Quote every line of the data below as it stands, omitting pictures.

--- start of DATA EXCERPTS ---

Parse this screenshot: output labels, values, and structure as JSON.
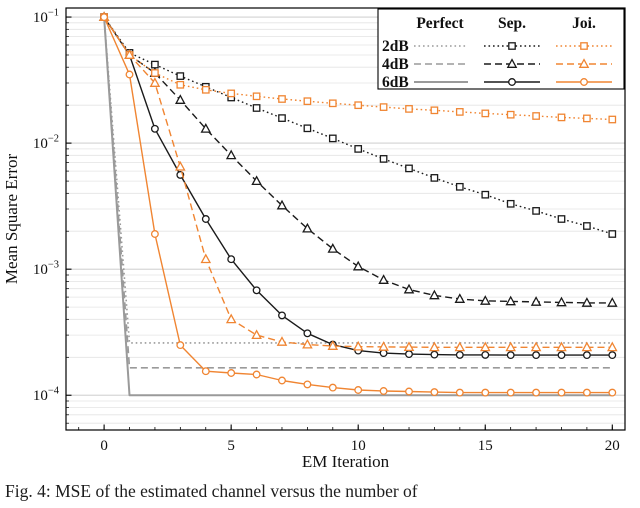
{
  "page": {
    "caption": "Fig. 4: MSE of the estimated channel versus the number of"
  },
  "chart_data": {
    "type": "line",
    "title": "",
    "xlabel": "EM Iteration",
    "ylabel": "Mean Square Error",
    "x_ticks": [
      0,
      5,
      10,
      15,
      20
    ],
    "xlim": [
      -1.5,
      20.5
    ],
    "y_scale": "log",
    "y_tick_exponents": [
      -1,
      -2,
      -3,
      -4
    ],
    "ylim": [
      5.3e-05,
      0.118
    ],
    "grid": "horizontal-log",
    "legend": {
      "position": "top-right",
      "col_headers": [
        "Perfect",
        "Sep.",
        "Joi."
      ],
      "row_labels": [
        "2dB",
        "4dB",
        "6dB"
      ]
    },
    "colors": {
      "perfect": "#9a9a9a",
      "sep": "#1a1a1a",
      "joi": "#f08532"
    },
    "series": [
      {
        "id": "perfect-2db",
        "name": "Perfect 2dB",
        "group": "perfect",
        "snr": "2dB",
        "color": "#9a9a9a",
        "dash": "dotted",
        "marker": "none",
        "x": [
          0,
          1,
          20
        ],
        "y": [
          0.1,
          0.00026,
          0.00026
        ]
      },
      {
        "id": "perfect-4db",
        "name": "Perfect 4dB",
        "group": "perfect",
        "snr": "4dB",
        "color": "#9a9a9a",
        "dash": "dashed",
        "marker": "none",
        "x": [
          0,
          1,
          20
        ],
        "y": [
          0.1,
          0.000165,
          0.000165
        ]
      },
      {
        "id": "perfect-6db",
        "name": "Perfect 6dB",
        "group": "perfect",
        "snr": "6dB",
        "color": "#9a9a9a",
        "dash": "solid",
        "marker": "none",
        "x": [
          0,
          1,
          20
        ],
        "y": [
          0.1,
          0.0001,
          0.0001
        ]
      },
      {
        "id": "sep-2db",
        "name": "Sep. 2dB",
        "group": "sep",
        "snr": "2dB",
        "color": "#1a1a1a",
        "dash": "dotted",
        "marker": "square",
        "x": [
          0,
          1,
          2,
          3,
          4,
          5,
          6,
          7,
          8,
          9,
          10,
          11,
          12,
          13,
          14,
          15,
          16,
          17,
          18,
          19,
          20
        ],
        "y": [
          0.1,
          0.052,
          0.042,
          0.034,
          0.028,
          0.023,
          0.019,
          0.0158,
          0.0131,
          0.0109,
          0.009,
          0.0075,
          0.0063,
          0.0053,
          0.0045,
          0.0039,
          0.0033,
          0.0029,
          0.0025,
          0.0022,
          0.0019
        ]
      },
      {
        "id": "sep-4db",
        "name": "Sep. 4dB",
        "group": "sep",
        "snr": "4dB",
        "color": "#1a1a1a",
        "dash": "dashed",
        "marker": "triangle",
        "x": [
          0,
          1,
          2,
          3,
          4,
          5,
          6,
          7,
          8,
          9,
          10,
          11,
          12,
          13,
          14,
          15,
          16,
          17,
          18,
          19,
          20
        ],
        "y": [
          0.1,
          0.05,
          0.036,
          0.022,
          0.013,
          0.008,
          0.005,
          0.0032,
          0.0021,
          0.00145,
          0.00105,
          0.00082,
          0.00069,
          0.00062,
          0.00058,
          0.00056,
          0.000555,
          0.00055,
          0.000545,
          0.00054,
          0.00054
        ]
      },
      {
        "id": "sep-6db",
        "name": "Sep. 6dB",
        "group": "sep",
        "snr": "6dB",
        "color": "#1a1a1a",
        "dash": "solid",
        "marker": "circle",
        "x": [
          0,
          1,
          2,
          3,
          4,
          5,
          6,
          7,
          8,
          9,
          10,
          11,
          12,
          13,
          14,
          15,
          16,
          17,
          18,
          19,
          20
        ],
        "y": [
          0.1,
          0.05,
          0.013,
          0.0056,
          0.0025,
          0.0012,
          0.00068,
          0.00043,
          0.00031,
          0.000252,
          0.000226,
          0.000216,
          0.000212,
          0.00021,
          0.000209,
          0.000209,
          0.000208,
          0.000208,
          0.000208,
          0.000208,
          0.000208
        ]
      },
      {
        "id": "joi-2db",
        "name": "Joi. 2dB",
        "group": "joi",
        "snr": "2dB",
        "color": "#f08532",
        "dash": "dotted",
        "marker": "square",
        "x": [
          0,
          1,
          2,
          3,
          4,
          5,
          6,
          7,
          8,
          9,
          10,
          11,
          12,
          13,
          14,
          15,
          16,
          17,
          18,
          19,
          20
        ],
        "y": [
          0.1,
          0.05,
          0.036,
          0.029,
          0.0265,
          0.0248,
          0.0235,
          0.0224,
          0.0215,
          0.0207,
          0.02,
          0.0193,
          0.0187,
          0.0182,
          0.0177,
          0.0172,
          0.0168,
          0.0164,
          0.016,
          0.0157,
          0.0154
        ]
      },
      {
        "id": "joi-4db",
        "name": "Joi. 4dB",
        "group": "joi",
        "snr": "4dB",
        "color": "#f08532",
        "dash": "dashed",
        "marker": "triangle",
        "x": [
          0,
          1,
          2,
          3,
          4,
          5,
          6,
          7,
          8,
          9,
          10,
          11,
          12,
          13,
          14,
          15,
          16,
          17,
          18,
          19,
          20
        ],
        "y": [
          0.1,
          0.05,
          0.03,
          0.0065,
          0.0012,
          0.0004,
          0.0003,
          0.000265,
          0.000252,
          0.000246,
          0.000243,
          0.000242,
          0.000241,
          0.00024,
          0.00024,
          0.00024,
          0.00024,
          0.00024,
          0.00024,
          0.00024,
          0.00024
        ]
      },
      {
        "id": "joi-6db",
        "name": "Joi. 6dB",
        "group": "joi",
        "snr": "6dB",
        "color": "#f08532",
        "dash": "solid",
        "marker": "circle",
        "x": [
          0,
          1,
          2,
          3,
          4,
          5,
          6,
          7,
          8,
          9,
          10,
          11,
          12,
          13,
          14,
          15,
          16,
          17,
          18,
          19,
          20
        ],
        "y": [
          0.1,
          0.035,
          0.0019,
          0.00025,
          0.000155,
          0.00015,
          0.000146,
          0.000131,
          0.000122,
          0.000115,
          0.00011,
          0.000108,
          0.000107,
          0.000106,
          0.000105,
          0.000105,
          0.000105,
          0.000105,
          0.000105,
          0.000105,
          0.000105
        ]
      }
    ]
  }
}
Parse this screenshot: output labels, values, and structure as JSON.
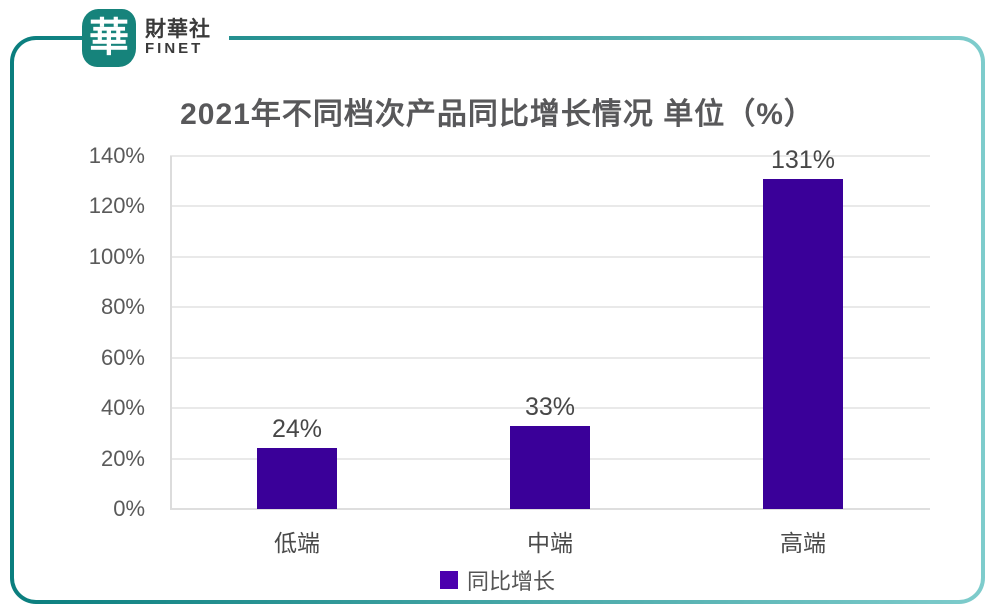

--- end of DATA EXCERPTS ---

OUTPUT OF THE TASK ::
Parse this screenshot: output labels, values, and structure as JSON.
{
  "page": {
    "caption": "Fig. 4: MSE of the estimated channel versus the number of"
  },
  "chart_data": {
    "type": "line",
    "title": "",
    "xlabel": "EM Iteration",
    "ylabel": "Mean Square Error",
    "x_ticks": [
      0,
      5,
      10,
      15,
      20
    ],
    "xlim": [
      -1.5,
      20.5
    ],
    "y_scale": "log",
    "y_tick_exponents": [
      -1,
      -2,
      -3,
      -4
    ],
    "ylim": [
      5.3e-05,
      0.118
    ],
    "grid": "horizontal-log",
    "legend": {
      "position": "top-right",
      "col_headers": [
        "Perfect",
        "Sep.",
        "Joi."
      ],
      "row_labels": [
        "2dB",
        "4dB",
        "6dB"
      ]
    },
    "colors": {
      "perfect": "#9a9a9a",
      "sep": "#1a1a1a",
      "joi": "#f08532"
    },
    "series": [
      {
        "id": "perfect-2db",
        "name": "Perfect 2dB",
        "group": "perfect",
        "snr": "2dB",
        "color": "#9a9a9a",
        "dash": "dotted",
        "marker": "none",
        "x": [
          0,
          1,
          20
        ],
        "y": [
          0.1,
          0.00026,
          0.00026
        ]
      },
      {
        "id": "perfect-4db",
        "name": "Perfect 4dB",
        "group": "perfect",
        "snr": "4dB",
        "color": "#9a9a9a",
        "dash": "dashed",
        "marker": "none",
        "x": [
          0,
          1,
          20
        ],
        "y": [
          0.1,
          0.000165,
          0.000165
        ]
      },
      {
        "id": "perfect-6db",
        "name": "Perfect 6dB",
        "group": "perfect",
        "snr": "6dB",
        "color": "#9a9a9a",
        "dash": "solid",
        "marker": "none",
        "x": [
          0,
          1,
          20
        ],
        "y": [
          0.1,
          0.0001,
          0.0001
        ]
      },
      {
        "id": "sep-2db",
        "name": "Sep. 2dB",
        "group": "sep",
        "snr": "2dB",
        "color": "#1a1a1a",
        "dash": "dotted",
        "marker": "square",
        "x": [
          0,
          1,
          2,
          3,
          4,
          5,
          6,
          7,
          8,
          9,
          10,
          11,
          12,
          13,
          14,
          15,
          16,
          17,
          18,
          19,
          20
        ],
        "y": [
          0.1,
          0.052,
          0.042,
          0.034,
          0.028,
          0.023,
          0.019,
          0.0158,
          0.0131,
          0.0109,
          0.009,
          0.0075,
          0.0063,
          0.0053,
          0.0045,
          0.0039,
          0.0033,
          0.0029,
          0.0025,
          0.0022,
          0.0019
        ]
      },
      {
        "id": "sep-4db",
        "name": "Sep. 4dB",
        "group": "sep",
        "snr": "4dB",
        "color": "#1a1a1a",
        "dash": "dashed",
        "marker": "triangle",
        "x": [
          0,
          1,
          2,
          3,
          4,
          5,
          6,
          7,
          8,
          9,
          10,
          11,
          12,
          13,
          14,
          15,
          16,
          17,
          18,
          19,
          20
        ],
        "y": [
          0.1,
          0.05,
          0.036,
          0.022,
          0.013,
          0.008,
          0.005,
          0.0032,
          0.0021,
          0.00145,
          0.00105,
          0.00082,
          0.00069,
          0.00062,
          0.00058,
          0.00056,
          0.000555,
          0.00055,
          0.000545,
          0.00054,
          0.00054
        ]
      },
      {
        "id": "sep-6db",
        "name": "Sep. 6dB",
        "group": "sep",
        "snr": "6dB",
        "color": "#1a1a1a",
        "dash": "solid",
        "marker": "circle",
        "x": [
          0,
          1,
          2,
          3,
          4,
          5,
          6,
          7,
          8,
          9,
          10,
          11,
          12,
          13,
          14,
          15,
          16,
          17,
          18,
          19,
          20
        ],
        "y": [
          0.1,
          0.05,
          0.013,
          0.0056,
          0.0025,
          0.0012,
          0.00068,
          0.00043,
          0.00031,
          0.000252,
          0.000226,
          0.000216,
          0.000212,
          0.00021,
          0.000209,
          0.000209,
          0.000208,
          0.000208,
          0.000208,
          0.000208,
          0.000208
        ]
      },
      {
        "id": "joi-2db",
        "name": "Joi. 2dB",
        "group": "joi",
        "snr": "2dB",
        "color": "#f08532",
        "dash": "dotted",
        "marker": "square",
        "x": [
          0,
          1,
          2,
          3,
          4,
          5,
          6,
          7,
          8,
          9,
          10,
          11,
          12,
          13,
          14,
          15,
          16,
          17,
          18,
          19,
          20
        ],
        "y": [
          0.1,
          0.05,
          0.036,
          0.029,
          0.0265,
          0.0248,
          0.0235,
          0.0224,
          0.0215,
          0.0207,
          0.02,
          0.0193,
          0.0187,
          0.0182,
          0.0177,
          0.0172,
          0.0168,
          0.0164,
          0.016,
          0.0157,
          0.0154
        ]
      },
      {
        "id": "joi-4db",
        "name": "Joi. 4dB",
        "group": "joi",
        "snr": "4dB",
        "color": "#f08532",
        "dash": "dashed",
        "marker": "triangle",
        "x": [
          0,
          1,
          2,
          3,
          4,
          5,
          6,
          7,
          8,
          9,
          10,
          11,
          12,
          13,
          14,
          15,
          16,
          17,
          18,
          19,
          20
        ],
        "y": [
          0.1,
          0.05,
          0.03,
          0.0065,
          0.0012,
          0.0004,
          0.0003,
          0.000265,
          0.000252,
          0.000246,
          0.000243,
          0.000242,
          0.000241,
          0.00024,
          0.00024,
          0.00024,
          0.00024,
          0.00024,
          0.00024,
          0.00024,
          0.00024
        ]
      },
      {
        "id": "joi-6db",
        "name": "Joi. 6dB",
        "group": "joi",
        "snr": "6dB",
        "color": "#f08532",
        "dash": "solid",
        "marker": "circle",
        "x": [
          0,
          1,
          2,
          3,
          4,
          5,
          6,
          7,
          8,
          9,
          10,
          11,
          12,
          13,
          14,
          15,
          16,
          17,
          18,
          19,
          20
        ],
        "y": [
          0.1,
          0.035,
          0.0019,
          0.00025,
          0.000155,
          0.00015,
          0.000146,
          0.000131,
          0.000122,
          0.000115,
          0.00011,
          0.000108,
          0.000107,
          0.000106,
          0.000105,
          0.000105,
          0.000105,
          0.000105,
          0.000105,
          0.000105,
          0.000105
        ]
      }
    ]
  }
}
Parse this screenshot: output labels, values, and structure as JSON.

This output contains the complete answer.